> Brief
Note each line of the listing that contains the string "classified", and copy it.

> Extracted material
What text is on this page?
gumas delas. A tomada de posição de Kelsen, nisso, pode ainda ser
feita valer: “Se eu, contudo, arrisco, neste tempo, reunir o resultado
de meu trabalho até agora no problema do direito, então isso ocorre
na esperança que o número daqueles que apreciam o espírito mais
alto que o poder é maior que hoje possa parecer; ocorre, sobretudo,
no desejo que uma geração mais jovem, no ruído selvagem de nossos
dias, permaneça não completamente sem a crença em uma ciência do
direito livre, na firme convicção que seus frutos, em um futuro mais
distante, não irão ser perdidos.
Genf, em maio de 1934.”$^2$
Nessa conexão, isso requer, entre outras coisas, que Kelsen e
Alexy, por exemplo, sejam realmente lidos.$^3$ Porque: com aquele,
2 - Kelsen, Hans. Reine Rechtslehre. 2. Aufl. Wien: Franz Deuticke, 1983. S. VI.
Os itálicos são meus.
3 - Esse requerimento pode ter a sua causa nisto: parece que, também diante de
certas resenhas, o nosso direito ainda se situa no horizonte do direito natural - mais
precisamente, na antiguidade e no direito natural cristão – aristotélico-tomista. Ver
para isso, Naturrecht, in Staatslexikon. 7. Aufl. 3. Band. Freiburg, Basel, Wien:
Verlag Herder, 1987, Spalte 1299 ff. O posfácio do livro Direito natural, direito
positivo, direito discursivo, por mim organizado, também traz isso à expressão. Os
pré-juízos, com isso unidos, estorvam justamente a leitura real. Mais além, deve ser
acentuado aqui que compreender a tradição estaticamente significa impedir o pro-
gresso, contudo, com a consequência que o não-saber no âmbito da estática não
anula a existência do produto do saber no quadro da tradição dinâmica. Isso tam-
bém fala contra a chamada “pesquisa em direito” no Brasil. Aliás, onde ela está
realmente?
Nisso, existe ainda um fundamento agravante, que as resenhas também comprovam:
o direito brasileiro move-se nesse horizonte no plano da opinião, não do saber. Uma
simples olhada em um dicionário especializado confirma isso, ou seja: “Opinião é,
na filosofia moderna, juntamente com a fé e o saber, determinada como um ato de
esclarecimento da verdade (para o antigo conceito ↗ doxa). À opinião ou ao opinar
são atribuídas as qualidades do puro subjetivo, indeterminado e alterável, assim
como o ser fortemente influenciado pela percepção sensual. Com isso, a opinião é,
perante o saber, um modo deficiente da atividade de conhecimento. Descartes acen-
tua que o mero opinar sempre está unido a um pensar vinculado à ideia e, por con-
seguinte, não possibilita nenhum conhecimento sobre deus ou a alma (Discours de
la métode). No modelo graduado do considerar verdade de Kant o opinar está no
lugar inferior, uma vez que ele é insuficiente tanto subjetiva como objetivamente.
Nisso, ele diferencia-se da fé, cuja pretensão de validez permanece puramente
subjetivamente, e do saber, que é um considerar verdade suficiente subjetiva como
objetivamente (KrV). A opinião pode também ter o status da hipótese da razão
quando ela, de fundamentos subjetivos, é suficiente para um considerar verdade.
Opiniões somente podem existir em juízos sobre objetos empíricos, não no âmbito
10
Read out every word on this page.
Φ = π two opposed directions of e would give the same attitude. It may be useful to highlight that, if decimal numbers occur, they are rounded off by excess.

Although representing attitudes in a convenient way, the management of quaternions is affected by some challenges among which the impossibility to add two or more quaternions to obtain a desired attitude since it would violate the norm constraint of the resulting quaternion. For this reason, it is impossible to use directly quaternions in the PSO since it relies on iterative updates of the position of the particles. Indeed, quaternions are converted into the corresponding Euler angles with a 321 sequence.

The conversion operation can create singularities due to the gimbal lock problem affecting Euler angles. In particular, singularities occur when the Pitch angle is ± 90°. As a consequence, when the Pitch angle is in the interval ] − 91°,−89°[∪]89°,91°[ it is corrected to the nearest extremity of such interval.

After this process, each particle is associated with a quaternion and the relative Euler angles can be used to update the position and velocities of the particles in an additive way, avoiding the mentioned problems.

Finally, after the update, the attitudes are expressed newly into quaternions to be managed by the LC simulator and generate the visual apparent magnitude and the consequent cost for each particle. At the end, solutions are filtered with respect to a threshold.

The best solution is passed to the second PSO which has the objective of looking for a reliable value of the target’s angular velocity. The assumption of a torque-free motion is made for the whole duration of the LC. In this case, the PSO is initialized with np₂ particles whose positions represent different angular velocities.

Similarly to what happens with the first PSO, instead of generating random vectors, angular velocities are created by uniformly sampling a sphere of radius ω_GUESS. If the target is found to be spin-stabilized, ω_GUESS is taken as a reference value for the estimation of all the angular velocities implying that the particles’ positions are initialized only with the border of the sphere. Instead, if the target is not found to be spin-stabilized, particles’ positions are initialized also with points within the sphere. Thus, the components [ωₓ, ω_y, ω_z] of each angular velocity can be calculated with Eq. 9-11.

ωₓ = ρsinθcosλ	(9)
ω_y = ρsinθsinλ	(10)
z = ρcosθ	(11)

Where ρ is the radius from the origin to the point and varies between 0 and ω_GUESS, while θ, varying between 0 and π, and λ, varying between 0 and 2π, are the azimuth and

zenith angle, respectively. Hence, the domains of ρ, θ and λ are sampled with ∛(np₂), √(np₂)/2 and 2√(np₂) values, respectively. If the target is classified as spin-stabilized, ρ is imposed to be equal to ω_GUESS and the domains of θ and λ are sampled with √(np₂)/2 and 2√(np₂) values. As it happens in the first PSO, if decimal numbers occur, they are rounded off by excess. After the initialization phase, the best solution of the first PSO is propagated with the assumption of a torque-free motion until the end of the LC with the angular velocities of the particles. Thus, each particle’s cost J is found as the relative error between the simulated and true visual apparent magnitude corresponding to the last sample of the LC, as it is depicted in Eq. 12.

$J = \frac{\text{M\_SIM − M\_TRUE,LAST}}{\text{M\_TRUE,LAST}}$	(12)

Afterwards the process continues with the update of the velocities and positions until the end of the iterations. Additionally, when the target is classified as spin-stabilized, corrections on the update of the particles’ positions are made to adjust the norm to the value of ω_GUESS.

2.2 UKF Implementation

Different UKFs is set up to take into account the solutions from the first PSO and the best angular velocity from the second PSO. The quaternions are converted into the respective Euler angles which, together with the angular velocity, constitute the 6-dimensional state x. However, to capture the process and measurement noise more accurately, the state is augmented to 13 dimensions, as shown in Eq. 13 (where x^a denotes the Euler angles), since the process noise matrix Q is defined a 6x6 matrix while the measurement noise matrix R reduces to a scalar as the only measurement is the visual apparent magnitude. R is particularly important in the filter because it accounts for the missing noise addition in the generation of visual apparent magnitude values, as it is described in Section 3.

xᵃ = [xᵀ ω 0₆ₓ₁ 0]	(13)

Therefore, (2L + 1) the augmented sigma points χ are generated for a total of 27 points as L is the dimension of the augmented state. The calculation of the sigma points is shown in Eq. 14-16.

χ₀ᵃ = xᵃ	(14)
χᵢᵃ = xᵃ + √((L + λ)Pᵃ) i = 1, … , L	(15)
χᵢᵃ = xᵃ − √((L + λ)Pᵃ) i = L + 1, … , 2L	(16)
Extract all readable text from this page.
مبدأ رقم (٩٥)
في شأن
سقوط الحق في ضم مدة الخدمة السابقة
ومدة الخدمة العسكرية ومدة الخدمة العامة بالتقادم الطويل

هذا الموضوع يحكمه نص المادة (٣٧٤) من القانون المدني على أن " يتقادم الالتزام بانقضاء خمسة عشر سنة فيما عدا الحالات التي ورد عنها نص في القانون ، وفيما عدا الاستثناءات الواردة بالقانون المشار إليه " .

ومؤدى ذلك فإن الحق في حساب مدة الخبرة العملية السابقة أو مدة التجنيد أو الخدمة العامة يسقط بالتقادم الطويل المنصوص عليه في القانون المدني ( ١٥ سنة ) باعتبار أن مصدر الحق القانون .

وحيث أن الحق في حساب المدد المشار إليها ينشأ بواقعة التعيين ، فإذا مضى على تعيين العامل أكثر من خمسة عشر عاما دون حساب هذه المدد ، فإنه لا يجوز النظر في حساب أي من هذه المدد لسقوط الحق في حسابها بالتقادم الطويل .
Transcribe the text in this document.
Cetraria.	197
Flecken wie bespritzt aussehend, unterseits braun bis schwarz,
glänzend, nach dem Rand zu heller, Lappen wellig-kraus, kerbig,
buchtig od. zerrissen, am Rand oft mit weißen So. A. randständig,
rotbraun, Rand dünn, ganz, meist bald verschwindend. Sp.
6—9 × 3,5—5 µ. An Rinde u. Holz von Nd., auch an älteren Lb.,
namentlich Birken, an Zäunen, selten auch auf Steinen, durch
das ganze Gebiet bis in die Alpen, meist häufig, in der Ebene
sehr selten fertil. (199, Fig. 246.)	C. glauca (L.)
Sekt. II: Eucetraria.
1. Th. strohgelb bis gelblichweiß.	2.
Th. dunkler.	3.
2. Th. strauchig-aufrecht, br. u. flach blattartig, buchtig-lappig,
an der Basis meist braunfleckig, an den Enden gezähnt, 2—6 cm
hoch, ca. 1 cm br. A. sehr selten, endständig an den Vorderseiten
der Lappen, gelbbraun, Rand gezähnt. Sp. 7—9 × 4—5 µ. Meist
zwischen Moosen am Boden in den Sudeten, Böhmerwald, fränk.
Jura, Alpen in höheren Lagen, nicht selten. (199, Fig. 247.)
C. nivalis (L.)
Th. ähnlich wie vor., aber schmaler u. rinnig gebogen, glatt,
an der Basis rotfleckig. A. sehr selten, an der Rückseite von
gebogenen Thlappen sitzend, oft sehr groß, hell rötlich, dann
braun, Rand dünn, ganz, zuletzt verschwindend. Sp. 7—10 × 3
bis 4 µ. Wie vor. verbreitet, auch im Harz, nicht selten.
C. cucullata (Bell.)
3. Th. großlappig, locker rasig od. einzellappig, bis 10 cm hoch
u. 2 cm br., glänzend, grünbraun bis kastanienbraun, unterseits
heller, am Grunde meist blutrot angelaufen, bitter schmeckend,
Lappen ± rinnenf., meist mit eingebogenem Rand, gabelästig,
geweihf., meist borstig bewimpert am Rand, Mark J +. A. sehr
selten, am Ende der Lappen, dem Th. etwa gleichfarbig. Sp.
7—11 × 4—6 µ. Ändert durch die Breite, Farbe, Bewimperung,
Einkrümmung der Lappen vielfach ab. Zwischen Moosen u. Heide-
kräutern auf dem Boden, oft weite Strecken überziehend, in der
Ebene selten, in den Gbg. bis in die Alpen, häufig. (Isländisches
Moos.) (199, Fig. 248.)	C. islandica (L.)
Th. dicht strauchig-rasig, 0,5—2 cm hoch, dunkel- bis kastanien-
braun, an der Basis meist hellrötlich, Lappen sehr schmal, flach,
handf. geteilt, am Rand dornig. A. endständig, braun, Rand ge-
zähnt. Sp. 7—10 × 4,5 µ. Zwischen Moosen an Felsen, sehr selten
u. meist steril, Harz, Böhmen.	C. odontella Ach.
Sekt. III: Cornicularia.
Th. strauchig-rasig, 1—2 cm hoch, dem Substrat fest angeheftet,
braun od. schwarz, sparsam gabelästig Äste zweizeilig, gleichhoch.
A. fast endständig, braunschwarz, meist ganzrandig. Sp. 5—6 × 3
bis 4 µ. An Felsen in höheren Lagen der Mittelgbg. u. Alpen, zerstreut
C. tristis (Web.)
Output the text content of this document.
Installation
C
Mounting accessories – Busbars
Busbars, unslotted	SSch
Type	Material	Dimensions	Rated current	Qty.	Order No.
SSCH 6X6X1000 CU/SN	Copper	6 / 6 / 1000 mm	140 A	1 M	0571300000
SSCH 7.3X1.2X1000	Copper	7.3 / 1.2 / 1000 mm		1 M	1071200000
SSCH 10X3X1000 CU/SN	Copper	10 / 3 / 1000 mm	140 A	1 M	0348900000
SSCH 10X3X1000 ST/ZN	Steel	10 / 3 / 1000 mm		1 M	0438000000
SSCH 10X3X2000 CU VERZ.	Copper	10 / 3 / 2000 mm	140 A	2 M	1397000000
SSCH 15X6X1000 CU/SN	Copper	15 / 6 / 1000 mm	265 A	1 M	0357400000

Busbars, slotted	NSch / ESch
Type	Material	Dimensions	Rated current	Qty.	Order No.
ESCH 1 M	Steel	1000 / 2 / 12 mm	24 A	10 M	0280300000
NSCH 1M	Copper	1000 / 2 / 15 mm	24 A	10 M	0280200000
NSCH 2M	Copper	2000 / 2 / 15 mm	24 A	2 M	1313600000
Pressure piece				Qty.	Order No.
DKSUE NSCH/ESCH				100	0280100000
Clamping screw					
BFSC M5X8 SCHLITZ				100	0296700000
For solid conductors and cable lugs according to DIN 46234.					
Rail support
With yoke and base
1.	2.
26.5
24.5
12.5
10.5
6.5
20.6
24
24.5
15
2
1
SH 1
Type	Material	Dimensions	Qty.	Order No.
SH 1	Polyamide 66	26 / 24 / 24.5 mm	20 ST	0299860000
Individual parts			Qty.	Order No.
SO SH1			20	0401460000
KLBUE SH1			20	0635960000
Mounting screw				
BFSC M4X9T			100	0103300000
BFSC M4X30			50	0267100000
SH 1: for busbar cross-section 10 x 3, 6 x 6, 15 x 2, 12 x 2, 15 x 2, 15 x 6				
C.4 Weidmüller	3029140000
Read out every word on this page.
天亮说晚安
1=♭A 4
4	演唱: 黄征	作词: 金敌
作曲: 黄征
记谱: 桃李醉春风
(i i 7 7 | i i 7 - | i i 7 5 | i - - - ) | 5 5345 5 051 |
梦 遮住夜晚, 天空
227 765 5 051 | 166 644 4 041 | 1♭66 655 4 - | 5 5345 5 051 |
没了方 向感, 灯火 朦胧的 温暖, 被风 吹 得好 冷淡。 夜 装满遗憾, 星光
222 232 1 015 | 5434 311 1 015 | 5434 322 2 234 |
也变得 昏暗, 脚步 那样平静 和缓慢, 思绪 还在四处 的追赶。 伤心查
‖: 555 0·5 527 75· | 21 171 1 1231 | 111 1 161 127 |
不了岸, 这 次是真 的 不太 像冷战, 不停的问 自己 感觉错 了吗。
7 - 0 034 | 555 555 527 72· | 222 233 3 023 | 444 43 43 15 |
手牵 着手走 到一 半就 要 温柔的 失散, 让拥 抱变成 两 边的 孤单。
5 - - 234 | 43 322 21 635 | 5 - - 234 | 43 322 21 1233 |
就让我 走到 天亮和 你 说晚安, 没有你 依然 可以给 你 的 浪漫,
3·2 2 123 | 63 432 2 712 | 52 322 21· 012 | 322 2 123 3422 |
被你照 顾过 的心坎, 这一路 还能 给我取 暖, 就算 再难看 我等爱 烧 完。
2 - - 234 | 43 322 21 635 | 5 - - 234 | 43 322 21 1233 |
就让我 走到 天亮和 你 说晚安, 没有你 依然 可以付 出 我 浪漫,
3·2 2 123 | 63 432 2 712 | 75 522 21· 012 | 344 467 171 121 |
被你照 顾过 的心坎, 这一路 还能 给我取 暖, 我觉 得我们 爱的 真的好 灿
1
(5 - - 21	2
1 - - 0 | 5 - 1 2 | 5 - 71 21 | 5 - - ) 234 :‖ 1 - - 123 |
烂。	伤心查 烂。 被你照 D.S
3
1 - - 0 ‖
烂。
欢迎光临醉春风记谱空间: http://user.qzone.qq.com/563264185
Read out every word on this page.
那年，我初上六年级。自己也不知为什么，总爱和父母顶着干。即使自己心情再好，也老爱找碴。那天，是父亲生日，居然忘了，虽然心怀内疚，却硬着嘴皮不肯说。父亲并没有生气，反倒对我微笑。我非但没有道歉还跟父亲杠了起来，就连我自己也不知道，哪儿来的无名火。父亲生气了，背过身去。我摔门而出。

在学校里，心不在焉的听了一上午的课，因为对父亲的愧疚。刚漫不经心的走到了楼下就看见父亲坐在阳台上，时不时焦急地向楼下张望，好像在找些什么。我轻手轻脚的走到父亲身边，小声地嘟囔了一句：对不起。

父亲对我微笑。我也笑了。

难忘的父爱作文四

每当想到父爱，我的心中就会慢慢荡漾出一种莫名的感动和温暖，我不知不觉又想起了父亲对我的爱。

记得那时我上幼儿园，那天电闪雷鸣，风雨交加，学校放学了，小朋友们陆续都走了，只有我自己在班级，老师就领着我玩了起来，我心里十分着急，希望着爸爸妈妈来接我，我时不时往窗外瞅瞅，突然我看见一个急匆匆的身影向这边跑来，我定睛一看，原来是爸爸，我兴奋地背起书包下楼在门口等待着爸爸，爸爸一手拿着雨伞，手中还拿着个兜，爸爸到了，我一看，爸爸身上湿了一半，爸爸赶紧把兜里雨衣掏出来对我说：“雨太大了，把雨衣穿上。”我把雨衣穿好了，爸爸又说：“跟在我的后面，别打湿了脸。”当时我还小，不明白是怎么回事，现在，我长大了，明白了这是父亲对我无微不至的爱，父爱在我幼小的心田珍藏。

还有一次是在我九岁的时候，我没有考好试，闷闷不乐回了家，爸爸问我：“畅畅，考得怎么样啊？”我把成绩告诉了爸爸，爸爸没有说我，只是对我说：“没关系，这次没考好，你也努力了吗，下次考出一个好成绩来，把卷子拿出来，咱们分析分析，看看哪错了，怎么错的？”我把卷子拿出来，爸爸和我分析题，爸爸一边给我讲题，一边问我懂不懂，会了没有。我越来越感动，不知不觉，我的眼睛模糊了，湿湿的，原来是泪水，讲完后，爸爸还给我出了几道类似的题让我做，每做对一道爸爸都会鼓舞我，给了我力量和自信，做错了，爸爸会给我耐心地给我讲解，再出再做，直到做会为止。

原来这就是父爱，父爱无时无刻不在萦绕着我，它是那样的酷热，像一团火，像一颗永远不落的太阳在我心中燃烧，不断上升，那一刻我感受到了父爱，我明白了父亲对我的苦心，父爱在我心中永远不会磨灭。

> Result of this exercise
zenith angle, respectively. Hence, the domains of ρ, θ and λ are sampled with ∛(np₂), √(np₂)/2 and 2√(np₂) values, respectively. If the target is classified as spin-stabilized, ρ is imposed to be equal to ω_GUESS and the domains of θ and λ are sampled with √(np₂)/2 and 2√(np₂) values. As it happens in the first PSO, if decimal numbers occur, they are rounded off by excess. After the initialization phase, the best solution of the first PSO is propagated with the assumption of a torque-free motion until the end of the LC with the angular velocities of the particles. Thus, each particle’s cost J is found as the relative error between the simulated and true visual apparent magnitude corresponding to the last sample of the LC, as it is depicted in Eq. 12.
Afterwards the process continues with the update of the velocities and positions until the end of the iterations. Additionally, when the target is classified as spin-stabilized, corrections on the update of the particles’ positions are made to adjust the norm to the value of ω_GUESS.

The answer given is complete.